BEGIN Listed records

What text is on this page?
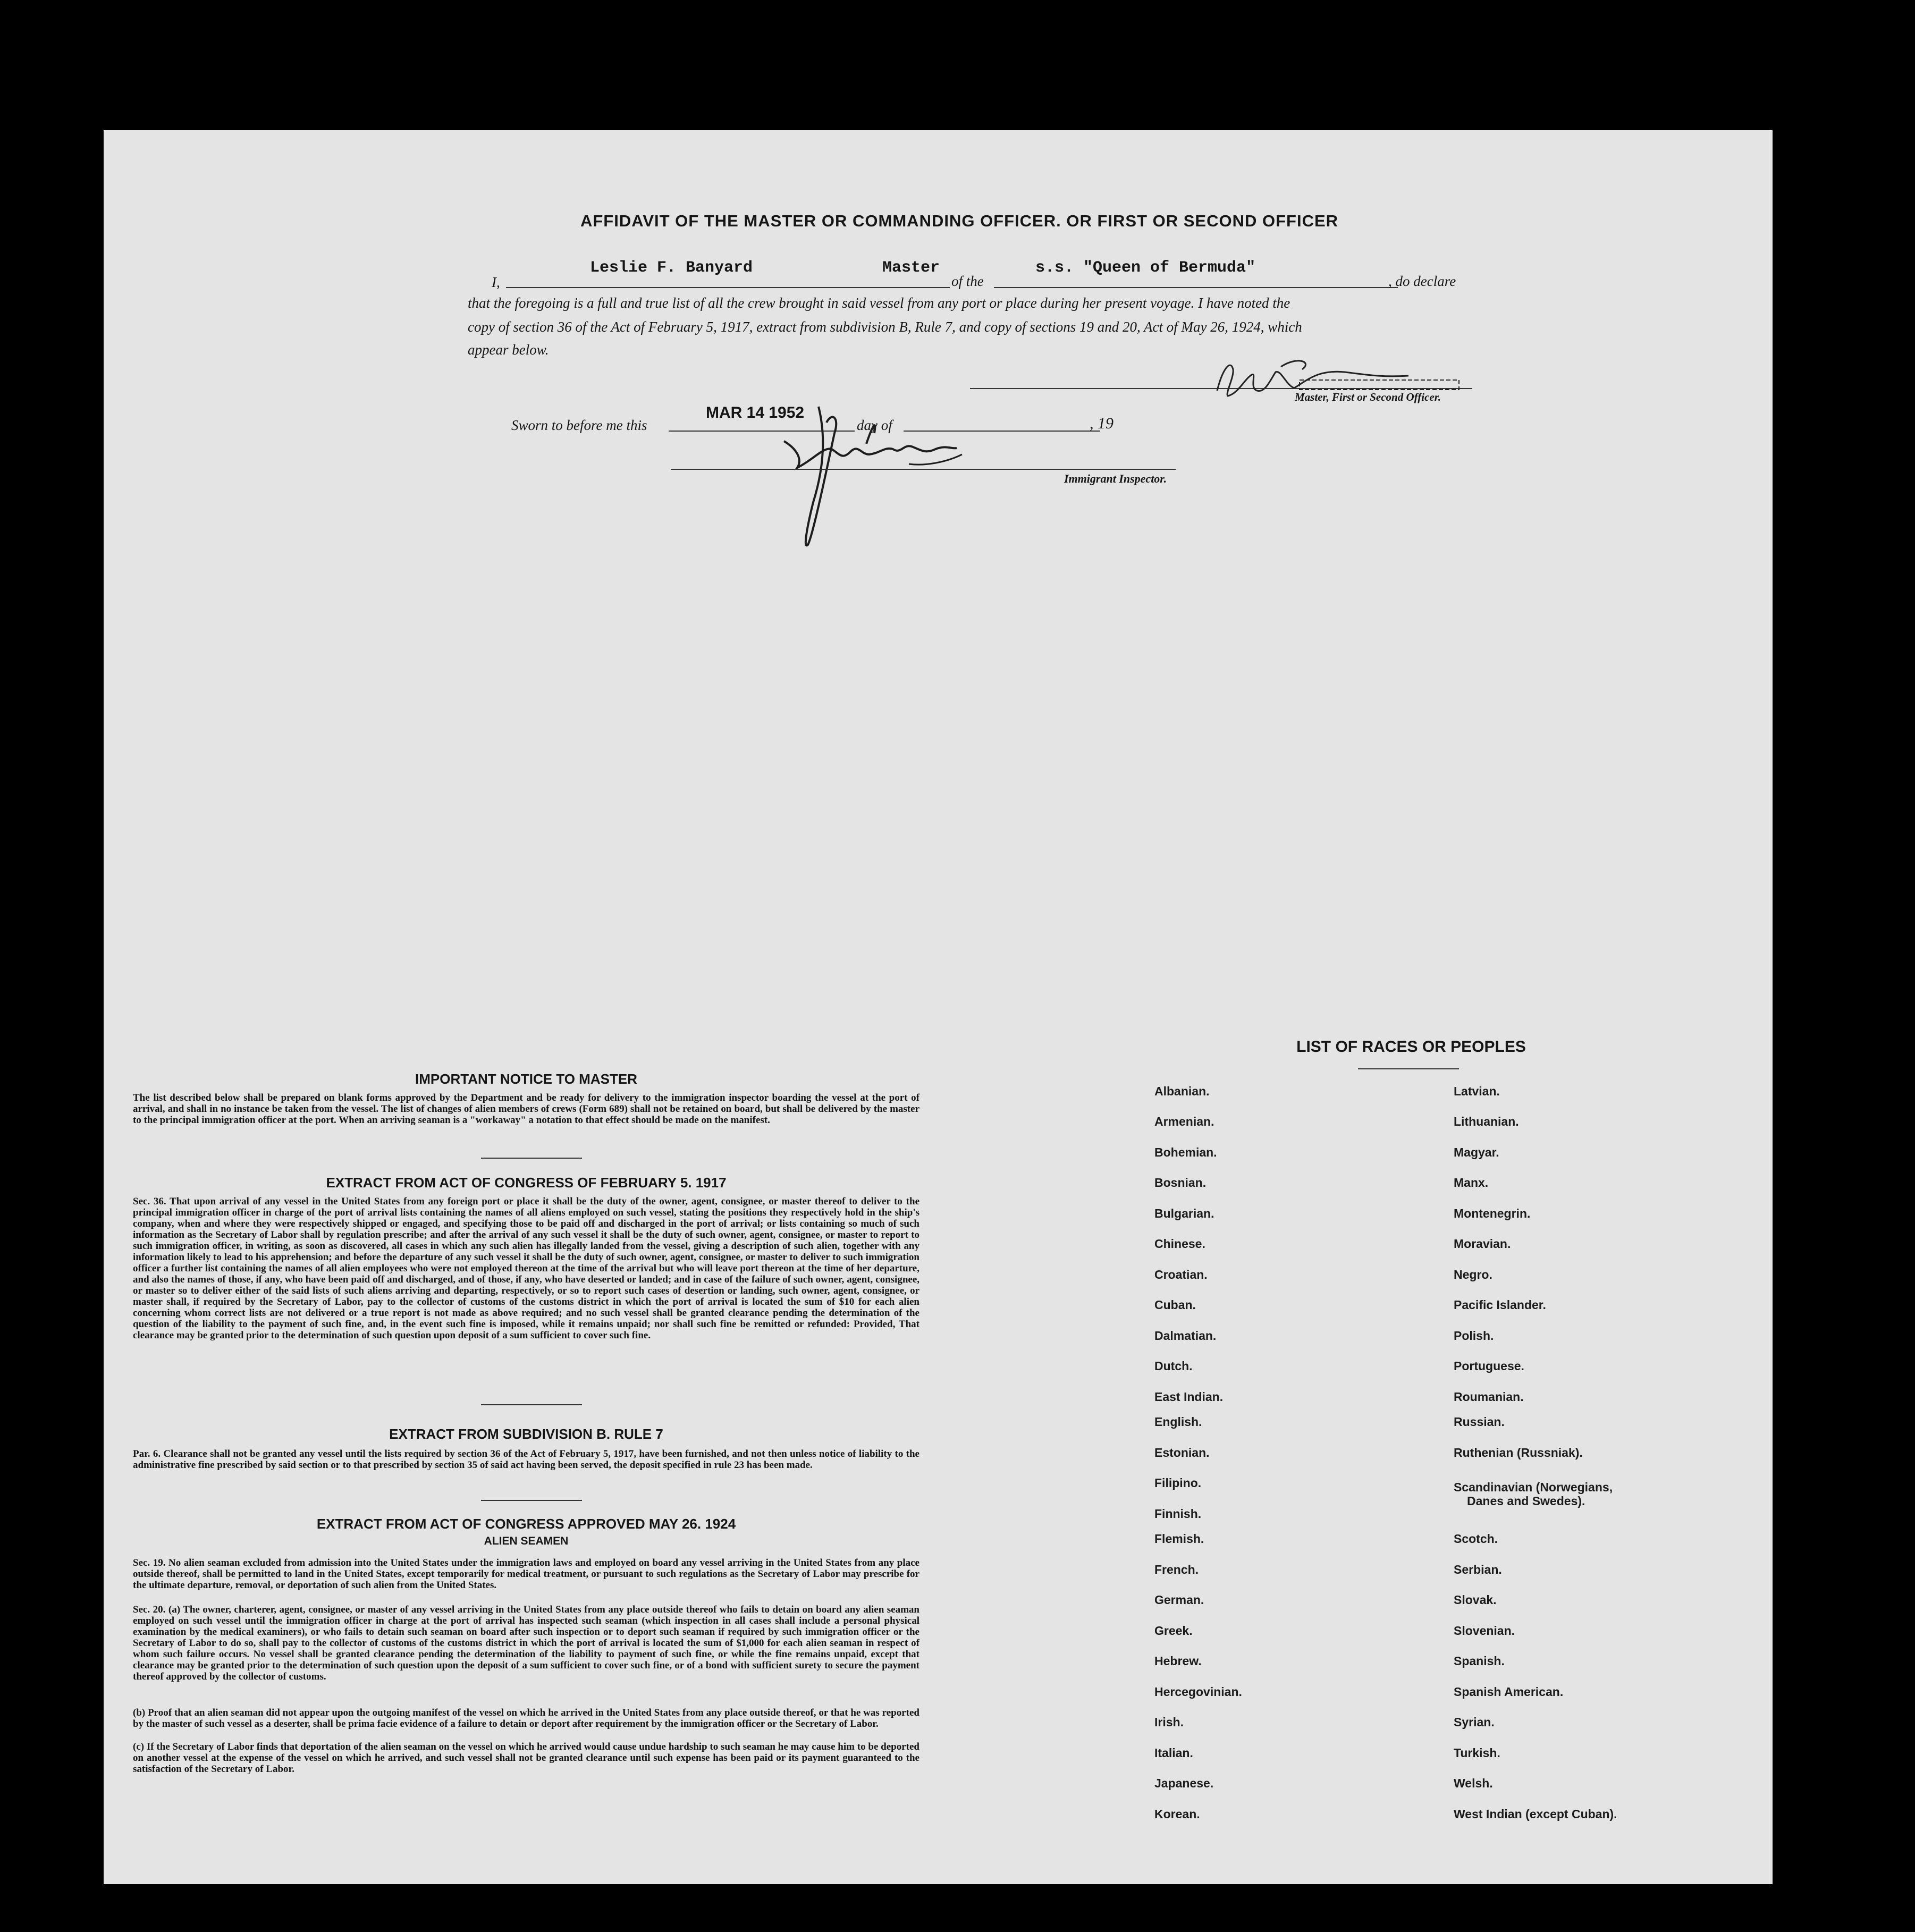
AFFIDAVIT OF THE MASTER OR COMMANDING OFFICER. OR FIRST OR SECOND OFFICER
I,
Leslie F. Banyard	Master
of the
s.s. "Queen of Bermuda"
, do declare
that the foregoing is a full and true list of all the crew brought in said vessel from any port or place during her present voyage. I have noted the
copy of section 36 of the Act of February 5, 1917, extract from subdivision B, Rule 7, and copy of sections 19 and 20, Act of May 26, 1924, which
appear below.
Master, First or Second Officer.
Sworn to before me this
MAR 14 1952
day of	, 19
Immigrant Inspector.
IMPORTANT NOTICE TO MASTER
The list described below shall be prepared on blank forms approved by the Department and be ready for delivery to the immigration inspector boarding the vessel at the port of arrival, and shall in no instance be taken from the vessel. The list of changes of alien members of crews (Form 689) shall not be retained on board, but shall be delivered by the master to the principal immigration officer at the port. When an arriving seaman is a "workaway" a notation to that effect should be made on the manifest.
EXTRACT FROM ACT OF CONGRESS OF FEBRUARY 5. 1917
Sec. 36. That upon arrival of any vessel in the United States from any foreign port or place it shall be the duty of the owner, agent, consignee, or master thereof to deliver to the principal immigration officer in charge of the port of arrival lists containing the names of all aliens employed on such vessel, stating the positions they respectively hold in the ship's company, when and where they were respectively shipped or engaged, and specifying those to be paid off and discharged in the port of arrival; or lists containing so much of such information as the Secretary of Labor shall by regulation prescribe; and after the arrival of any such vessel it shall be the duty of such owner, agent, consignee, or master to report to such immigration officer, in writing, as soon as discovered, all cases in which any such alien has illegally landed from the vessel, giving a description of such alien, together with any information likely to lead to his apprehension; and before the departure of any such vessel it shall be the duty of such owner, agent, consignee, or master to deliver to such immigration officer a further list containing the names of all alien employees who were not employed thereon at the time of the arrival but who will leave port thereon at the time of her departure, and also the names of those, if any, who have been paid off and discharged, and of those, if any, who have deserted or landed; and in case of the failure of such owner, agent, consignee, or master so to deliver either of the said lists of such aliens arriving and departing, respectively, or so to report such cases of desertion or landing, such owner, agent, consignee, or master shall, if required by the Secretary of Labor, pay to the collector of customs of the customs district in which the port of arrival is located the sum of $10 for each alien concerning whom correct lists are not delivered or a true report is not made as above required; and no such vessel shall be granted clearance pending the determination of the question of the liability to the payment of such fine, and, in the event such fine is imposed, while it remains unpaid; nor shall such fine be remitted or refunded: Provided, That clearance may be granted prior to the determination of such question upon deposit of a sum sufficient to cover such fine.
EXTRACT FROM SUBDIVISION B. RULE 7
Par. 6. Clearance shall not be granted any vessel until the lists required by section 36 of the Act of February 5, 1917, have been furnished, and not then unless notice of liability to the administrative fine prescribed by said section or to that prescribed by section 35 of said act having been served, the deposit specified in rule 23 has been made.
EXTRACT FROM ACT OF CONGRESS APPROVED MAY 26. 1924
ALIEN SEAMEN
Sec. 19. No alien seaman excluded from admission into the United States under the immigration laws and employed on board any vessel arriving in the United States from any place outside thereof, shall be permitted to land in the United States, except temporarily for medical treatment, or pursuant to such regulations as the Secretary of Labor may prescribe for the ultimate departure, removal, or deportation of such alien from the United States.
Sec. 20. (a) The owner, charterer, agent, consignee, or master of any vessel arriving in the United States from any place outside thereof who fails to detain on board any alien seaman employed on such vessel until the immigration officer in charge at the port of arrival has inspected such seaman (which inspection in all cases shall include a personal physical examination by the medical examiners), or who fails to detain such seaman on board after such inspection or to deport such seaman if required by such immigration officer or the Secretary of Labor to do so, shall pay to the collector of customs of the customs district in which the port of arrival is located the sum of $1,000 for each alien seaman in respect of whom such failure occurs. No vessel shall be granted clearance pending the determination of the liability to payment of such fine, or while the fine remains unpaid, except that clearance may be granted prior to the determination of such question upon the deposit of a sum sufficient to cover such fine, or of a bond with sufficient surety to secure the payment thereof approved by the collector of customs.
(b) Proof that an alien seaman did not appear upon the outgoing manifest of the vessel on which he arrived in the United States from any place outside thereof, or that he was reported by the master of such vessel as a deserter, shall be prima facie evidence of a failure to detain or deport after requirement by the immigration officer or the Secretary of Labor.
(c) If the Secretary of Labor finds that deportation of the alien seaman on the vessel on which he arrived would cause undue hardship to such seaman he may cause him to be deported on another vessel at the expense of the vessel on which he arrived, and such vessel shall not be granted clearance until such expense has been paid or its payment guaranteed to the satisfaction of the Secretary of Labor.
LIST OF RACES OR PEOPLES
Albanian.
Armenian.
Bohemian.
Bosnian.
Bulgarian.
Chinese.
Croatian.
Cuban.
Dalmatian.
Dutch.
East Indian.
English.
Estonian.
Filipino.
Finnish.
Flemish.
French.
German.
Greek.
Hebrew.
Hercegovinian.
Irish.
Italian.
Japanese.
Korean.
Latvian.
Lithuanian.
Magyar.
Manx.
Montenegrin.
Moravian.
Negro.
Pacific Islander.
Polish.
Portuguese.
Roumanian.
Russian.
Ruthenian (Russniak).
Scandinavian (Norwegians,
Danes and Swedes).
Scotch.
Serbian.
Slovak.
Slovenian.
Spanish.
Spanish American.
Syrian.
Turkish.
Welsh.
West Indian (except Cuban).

END Listed records

Directive: From the listing above, print every entry precisely and drop the pictures.

Result below:
What text is on this page?
AFFIDAVIT OF THE MASTER OR COMMANDING OFFICER. OR FIRST OR SECOND OFFICER
I,
Leslie F. Banyard	Master
of the
s.s. "Queen of Bermuda"
, do declare
that the foregoing is a full and true list of all the crew brought in said vessel from any port or place during her present voyage. I have noted the
copy of section 36 of the Act of February 5, 1917, extract from subdivision B, Rule 7, and copy of sections 19 and 20, Act of May 26, 1924, which
appear below.
Master, First or Second Officer.
Sworn to before me this
MAR 14 1952
day of	, 19
Immigrant Inspector.
IMPORTANT NOTICE TO MASTER
The list described below shall be prepared on blank forms approved by the Department and be ready for delivery to the immigration inspector boarding the vessel at the port of arrival, and shall in no instance be taken from the vessel. The list of changes of alien members of crews (Form 689) shall not be retained on board, but shall be delivered by the master to the principal immigration officer at the port. When an arriving seaman is a "workaway" a notation to that effect should be made on the manifest.
EXTRACT FROM ACT OF CONGRESS OF FEBRUARY 5. 1917
Sec. 36. That upon arrival of any vessel in the United States from any foreign port or place it shall be the duty of the owner, agent, consignee, or master thereof to deliver to the principal immigration officer in charge of the port of arrival lists containing the names of all aliens employed on such vessel, stating the positions they respectively hold in the ship's company, when and where they were respectively shipped or engaged, and specifying those to be paid off and discharged in the port of arrival; or lists containing so much of such information as the Secretary of Labor shall by regulation prescribe; and after the arrival of any such vessel it shall be the duty of such owner, agent, consignee, or master to report to such immigration officer, in writing, as soon as discovered, all cases in which any such alien has illegally landed from the vessel, giving a description of such alien, together with any information likely to lead to his apprehension; and before the departure of any such vessel it shall be the duty of such owner, agent, consignee, or master to deliver to such immigration officer a further list containing the names of all alien employees who were not employed thereon at the time of the arrival but who will leave port thereon at the time of her departure, and also the names of those, if any, who have been paid off and discharged, and of those, if any, who have deserted or landed; and in case of the failure of such owner, agent, consignee, or master so to deliver either of the said lists of such aliens arriving and departing, respectively, or so to report such cases of desertion or landing, such owner, agent, consignee, or master shall, if required by the Secretary of Labor, pay to the collector of customs of the customs district in which the port of arrival is located the sum of $10 for each alien concerning whom correct lists are not delivered or a true report is not made as above required; and no such vessel shall be granted clearance pending the determination of the question of the liability to the payment of such fine, and, in the event such fine is imposed, while it remains unpaid; nor shall such fine be remitted or refunded: Provided, That clearance may be granted prior to the determination of such question upon deposit of a sum sufficient to cover such fine.
EXTRACT FROM SUBDIVISION B. RULE 7
Par. 6. Clearance shall not be granted any vessel until the lists required by section 36 of the Act of February 5, 1917, have been furnished, and not then unless notice of liability to the administrative fine prescribed by said section or to that prescribed by section 35 of said act having been served, the deposit specified in rule 23 has been made.
EXTRACT FROM ACT OF CONGRESS APPROVED MAY 26. 1924
ALIEN SEAMEN
Sec. 19. No alien seaman excluded from admission into the United States under the immigration laws and employed on board any vessel arriving in the United States from any place outside thereof, shall be permitted to land in the United States, except temporarily for medical treatment, or pursuant to such regulations as the Secretary of Labor may prescribe for the ultimate departure, removal, or deportation of such alien from the United States.
Sec. 20. (a) The owner, charterer, agent, consignee, or master of any vessel arriving in the United States from any place outside thereof who fails to detain on board any alien seaman employed on such vessel until the immigration officer in charge at the port of arrival has inspected such seaman (which inspection in all cases shall include a personal physical examination by the medical examiners), or who fails to detain such seaman on board after such inspection or to deport such seaman if required by such immigration officer or the Secretary of Labor to do so, shall pay to the collector of customs of the customs district in which the port of arrival is located the sum of $1,000 for each alien seaman in respect of whom such failure occurs. No vessel shall be granted clearance pending the determination of the liability to payment of such fine, or while the fine remains unpaid, except that clearance may be granted prior to the determination of such question upon the deposit of a sum sufficient to cover such fine, or of a bond with sufficient surety to secure the payment thereof approved by the collector of customs.
(b) Proof that an alien seaman did not appear upon the outgoing manifest of the vessel on which he arrived in the United States from any place outside thereof, or that he was reported by the master of such vessel as a deserter, shall be prima facie evidence of a failure to detain or deport after requirement by the immigration officer or the Secretary of Labor.
(c) If the Secretary of Labor finds that deportation of the alien seaman on the vessel on which he arrived would cause undue hardship to such seaman he may cause him to be deported on another vessel at the expense of the vessel on which he arrived, and such vessel shall not be granted clearance until such expense has been paid or its payment guaranteed to the satisfaction of the Secretary of Labor.
LIST OF RACES OR PEOPLES
Albanian.
Armenian.
Bohemian.
Bosnian.
Bulgarian.
Chinese.
Croatian.
Cuban.
Dalmatian.
Dutch.
East Indian.
English.
Estonian.
Filipino.
Finnish.
Flemish.
French.
German.
Greek.
Hebrew.
Hercegovinian.
Irish.
Italian.
Japanese.
Korean.
Latvian.
Lithuanian.
Magyar.
Manx.
Montenegrin.
Moravian.
Negro.
Pacific Islander.
Polish.
Portuguese.
Roumanian.
Russian.
Ruthenian (Russniak).
Scandinavian (Norwegians,
Danes and Swedes).
Scotch.
Serbian.
Slovak.
Slovenian.
Spanish.
Spanish American.
Syrian.
Turkish.
Welsh.
West Indian (except Cuban).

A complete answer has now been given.